Document text:
═══

One of the missing features in CodeMirror though is the annotation-folding (at least I've never seen that).

comment:19 follow-up: Changed 9 years ago by ceraolo

As a member of the OMEdit usability group I try to say my opinion about this ticket.
I premise that I occasionally use IDE for C++ programming and I love the one I use (Qt creator).

I understand the request of having an IDE-like OMEdit editor, with all the features requested by users in this tickets, in particular those listed by Andrea Bartolini.

However I think that there are a lot of things on the OMEdit wish list that have still to be solved. Except this ticket, I think that the priority order should be the following one:
1) correct problems that cause very frequent crashes on windows (#3318)
2) implement the features that are still missing and listed in ticket #2894, mainly correct management of conditional connectors and replaceable classes
3) solve the efficiency issues discussed in ticket #2960
4) improve plotting features, at least adding the feature requested in ticket #2166
5) add some post-processing capability such as summing or subtracting curves, making FFT analysis and plotting the resulting spectra in bar plots (no tickets here. Maybe the new MSL will help on this).

Where should we put the "new approach in OMEdit text editing" in this list?
If I were in charge of this decision, I would put it probably just before or after item N. 5.

So, code completion and "go to definition" of a model would be nice, but in my opinion better to deal with them after having solved more urgent issues.

═══

Required tasks:
[a] Rewrite the stretch of the OMEdit comment from "One of the missing" through "use (Qt creator).", putting "Python" in place of "C++".
[b] In the OMEdit comment, why does the writer want code completion and "go to definition" handled later? Answer in one to three sentences.
The rows were drawn from a different source.

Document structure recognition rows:
═══

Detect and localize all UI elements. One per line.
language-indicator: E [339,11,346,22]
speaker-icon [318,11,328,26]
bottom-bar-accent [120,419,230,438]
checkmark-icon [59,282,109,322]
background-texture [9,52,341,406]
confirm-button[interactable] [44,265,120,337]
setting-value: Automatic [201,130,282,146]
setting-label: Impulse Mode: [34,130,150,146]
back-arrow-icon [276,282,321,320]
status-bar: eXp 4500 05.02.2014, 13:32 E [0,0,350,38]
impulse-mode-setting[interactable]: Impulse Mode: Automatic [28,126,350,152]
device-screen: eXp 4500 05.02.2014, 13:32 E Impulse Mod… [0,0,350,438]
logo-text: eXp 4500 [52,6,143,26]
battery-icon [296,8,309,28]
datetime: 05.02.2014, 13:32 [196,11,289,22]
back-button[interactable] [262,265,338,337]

═══

Task results:
[a]
One of the missing features in CodeMirror though is the annotation-folding (at least I've never seen that).

comment:19 follow-up: Changed 9 years ago by ceraolo

As a member of the OMEdit usability group I try to say my opinion about this ticket.
I premise that I occasionally use IDE for Python programming and I love the one I use (Qt creator).

[b] The writer finds these features nice but thinks it is better to deal with them after more urgent issues have been solved.